— Begin —
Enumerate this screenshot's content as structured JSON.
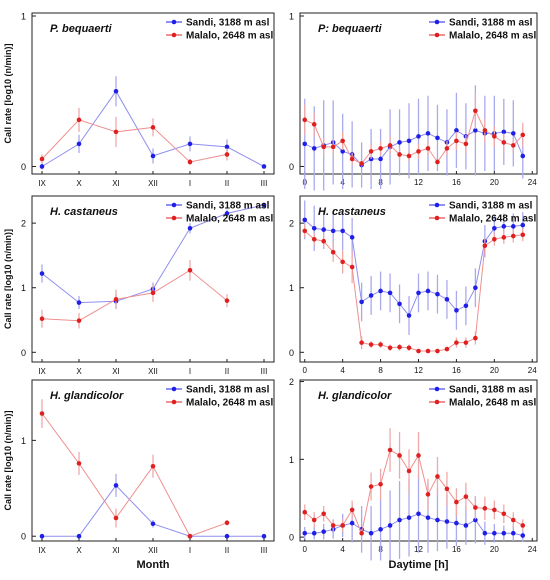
{
  "chart_data": [
    {
      "type": "line",
      "title": "P. bequaerti",
      "xlabel": "",
      "ylabel": "Call rate [log10 (n/min)]",
      "categories": [
        "IX",
        "X",
        "XI",
        "XII",
        "I",
        "II",
        "III"
      ],
      "ylim": [
        0,
        1
      ],
      "yticks": [
        0,
        1
      ],
      "legend_position": "top-right",
      "series": [
        {
          "name": "Sandi, 3188 m asl",
          "color": "#1f1fe8",
          "values": [
            0.0,
            0.15,
            0.5,
            0.07,
            0.15,
            0.13,
            0.0
          ],
          "err": [
            0.02,
            0.06,
            0.1,
            0.05,
            0.05,
            0.05,
            0.01
          ]
        },
        {
          "name": "Malalo, 2648 m asl",
          "color": "#e02020",
          "values": [
            0.05,
            0.31,
            0.23,
            0.26,
            0.03,
            0.08,
            null
          ],
          "err": [
            0.03,
            0.08,
            0.1,
            0.06,
            0.02,
            0.04,
            0
          ]
        }
      ]
    },
    {
      "type": "line",
      "title": "P: bequaerti",
      "xlabel": "",
      "ylabel": "",
      "x": [
        0,
        1,
        2,
        3,
        4,
        5,
        6,
        7,
        8,
        9,
        10,
        11,
        12,
        13,
        14,
        15,
        16,
        17,
        18,
        19,
        20,
        21,
        22,
        23
      ],
      "xticks": [
        0,
        4,
        8,
        12,
        16,
        20,
        24
      ],
      "xlim": [
        -0.5,
        24.5
      ],
      "ylim": [
        0,
        1
      ],
      "yticks": [
        0,
        1
      ],
      "legend_position": "top-right",
      "series": [
        {
          "name": "Sandi, 3188 m asl",
          "color": "#1f1fe8",
          "values": [
            0.15,
            0.12,
            0.14,
            0.16,
            0.1,
            0.08,
            0.01,
            0.05,
            0.05,
            0.13,
            0.16,
            0.17,
            0.2,
            0.22,
            0.19,
            0.16,
            0.24,
            0.2,
            0.24,
            0.22,
            0.22,
            0.23,
            0.22,
            0.07
          ],
          "err": [
            0.3,
            0.28,
            0.3,
            0.28,
            0.25,
            0.22,
            0.15,
            0.2,
            0.2,
            0.25,
            0.22,
            0.25,
            0.25,
            0.25,
            0.22,
            0.22,
            0.25,
            0.22,
            0.3,
            0.25,
            0.25,
            0.22,
            0.22,
            0.15
          ]
        },
        {
          "name": "Malalo, 2648 m asl",
          "color": "#e02020",
          "values": [
            0.31,
            0.28,
            0.13,
            0.13,
            0.17,
            0.05,
            0.02,
            0.1,
            0.12,
            0.14,
            0.08,
            0.07,
            0.1,
            0.12,
            0.03,
            0.12,
            0.17,
            0.15,
            0.37,
            0.24,
            0.2,
            0.16,
            0.14,
            0.21
          ],
          "err": [
            0.1,
            0.08,
            0.06,
            0.05,
            0.06,
            0.04,
            0.02,
            0.05,
            0.05,
            0.06,
            0.04,
            0.04,
            0.05,
            0.05,
            0.02,
            0.05,
            0.06,
            0.06,
            0.12,
            0.08,
            0.07,
            0.06,
            0.05,
            0.08
          ]
        }
      ]
    },
    {
      "type": "line",
      "title": "H. castaneus",
      "xlabel": "",
      "ylabel": "Call rate [log10 (n/min)]",
      "categories": [
        "IX",
        "X",
        "XI",
        "XII",
        "I",
        "II",
        "III"
      ],
      "ylim": [
        0,
        2.4
      ],
      "yticks": [
        0,
        1,
        2
      ],
      "legend_position": "top-right",
      "series": [
        {
          "name": "Sandi, 3188 m asl",
          "color": "#1f1fe8",
          "values": [
            1.22,
            0.77,
            0.79,
            0.98,
            1.92,
            2.15,
            2.28
          ],
          "err": [
            0.14,
            0.1,
            0.12,
            0.1,
            0.08,
            0.06,
            0.04
          ]
        },
        {
          "name": "Malalo, 2648 m asl",
          "color": "#e02020",
          "values": [
            0.52,
            0.49,
            0.82,
            0.92,
            1.27,
            0.8,
            null
          ],
          "err": [
            0.14,
            0.12,
            0.15,
            0.14,
            0.16,
            0.1,
            0
          ]
        }
      ]
    },
    {
      "type": "line",
      "title": "H. castaneus",
      "xlabel": "",
      "ylabel": "",
      "x": [
        0,
        1,
        2,
        3,
        4,
        5,
        6,
        7,
        8,
        9,
        10,
        11,
        12,
        13,
        14,
        15,
        16,
        17,
        18,
        19,
        20,
        21,
        22,
        23
      ],
      "xticks": [
        0,
        4,
        8,
        12,
        16,
        20,
        24
      ],
      "xlim": [
        -0.5,
        24.5
      ],
      "ylim": [
        0,
        2.4
      ],
      "yticks": [
        0,
        1,
        2
      ],
      "legend_position": "top-right",
      "series": [
        {
          "name": "Sandi, 3188 m asl",
          "color": "#1f1fe8",
          "values": [
            2.05,
            1.92,
            1.9,
            1.88,
            1.88,
            1.78,
            0.78,
            0.88,
            0.95,
            0.92,
            0.75,
            0.57,
            0.92,
            0.95,
            0.9,
            0.82,
            0.65,
            0.72,
            1.0,
            1.72,
            1.92,
            1.95,
            1.95,
            1.97
          ],
          "err": [
            0.3,
            0.35,
            0.3,
            0.3,
            0.3,
            0.3,
            0.3,
            0.3,
            0.3,
            0.3,
            0.3,
            0.3,
            0.3,
            0.3,
            0.3,
            0.3,
            0.3,
            0.3,
            0.3,
            0.25,
            0.2,
            0.2,
            0.2,
            0.2
          ]
        },
        {
          "name": "Malalo, 2648 m asl",
          "color": "#e02020",
          "values": [
            1.88,
            1.75,
            1.72,
            1.55,
            1.4,
            1.32,
            0.15,
            0.12,
            0.12,
            0.07,
            0.08,
            0.07,
            0.02,
            0.02,
            0.02,
            0.05,
            0.15,
            0.15,
            0.22,
            1.65,
            1.75,
            1.78,
            1.8,
            1.82
          ],
          "err": [
            0.1,
            0.1,
            0.1,
            0.15,
            0.18,
            0.25,
            0.1,
            0.05,
            0.05,
            0.05,
            0.05,
            0.05,
            0.02,
            0.02,
            0.02,
            0.03,
            0.08,
            0.08,
            0.1,
            0.12,
            0.1,
            0.1,
            0.1,
            0.1
          ]
        }
      ]
    },
    {
      "type": "line",
      "title": "H. glandicolor",
      "xlabel": "Month",
      "ylabel": "Call rate [log10 (n/min)]",
      "categories": [
        "IX",
        "X",
        "XI",
        "XII",
        "I",
        "II",
        "III"
      ],
      "ylim": [
        0,
        1.6
      ],
      "yticks": [
        0,
        1
      ],
      "legend_position": "top-right",
      "series": [
        {
          "name": "Sandi, 3188 m asl",
          "color": "#1f1fe8",
          "values": [
            0.0,
            0.0,
            0.53,
            0.13,
            0.0,
            0.0,
            0.0
          ],
          "err": [
            0.01,
            0.01,
            0.12,
            0.04,
            0.01,
            0.01,
            0.01
          ]
        },
        {
          "name": "Malalo, 2648 m asl",
          "color": "#e02020",
          "values": [
            1.28,
            0.76,
            0.19,
            0.73,
            0.0,
            0.14,
            null
          ],
          "err": [
            0.15,
            0.12,
            0.1,
            0.12,
            0.01,
            0.03,
            0
          ]
        }
      ]
    },
    {
      "type": "line",
      "title": "H. glandicolor",
      "xlabel": "Daytime [h]",
      "ylabel": "",
      "x": [
        0,
        1,
        2,
        3,
        4,
        5,
        6,
        7,
        8,
        9,
        10,
        11,
        12,
        13,
        14,
        15,
        16,
        17,
        18,
        19,
        20,
        21,
        22,
        23
      ],
      "xticks": [
        0,
        4,
        8,
        12,
        16,
        20,
        24
      ],
      "xlim": [
        -0.5,
        24.5
      ],
      "ylim": [
        0,
        2
      ],
      "yticks": [
        0,
        1,
        2
      ],
      "legend_position": "top-right",
      "series": [
        {
          "name": "Sandi, 3188 m asl",
          "color": "#1f1fe8",
          "values": [
            0.05,
            0.05,
            0.07,
            0.1,
            0.15,
            0.18,
            0.1,
            0.05,
            0.1,
            0.15,
            0.22,
            0.25,
            0.3,
            0.25,
            0.22,
            0.2,
            0.18,
            0.15,
            0.22,
            0.05,
            0.05,
            0.05,
            0.05,
            0.02
          ],
          "err": [
            0.08,
            0.08,
            0.1,
            0.12,
            0.15,
            0.25,
            0.3,
            0.35,
            0.4,
            0.45,
            0.5,
            0.5,
            0.5,
            0.45,
            0.4,
            0.35,
            0.3,
            0.25,
            0.3,
            0.15,
            0.12,
            0.1,
            0.1,
            0.08
          ]
        },
        {
          "name": "Malalo, 2648 m asl",
          "color": "#e02020",
          "values": [
            0.32,
            0.22,
            0.3,
            0.15,
            0.15,
            0.35,
            0.05,
            0.65,
            0.68,
            1.12,
            1.05,
            0.85,
            1.05,
            0.55,
            0.78,
            0.62,
            0.45,
            0.52,
            0.38,
            0.37,
            0.35,
            0.3,
            0.22,
            0.15
          ],
          "err": [
            0.1,
            0.1,
            0.1,
            0.08,
            0.08,
            0.12,
            0.05,
            0.18,
            0.2,
            0.28,
            0.3,
            0.28,
            0.3,
            0.2,
            0.25,
            0.22,
            0.18,
            0.18,
            0.15,
            0.15,
            0.12,
            0.12,
            0.1,
            0.08
          ]
        }
      ]
    }
  ]
}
— End —
* SET TASK: Using the material above, report each line where "bequaerti" occurs.

* OUTPUT BELOW:
      "title": "P. bequaerti",
      "title": "P: bequaerti",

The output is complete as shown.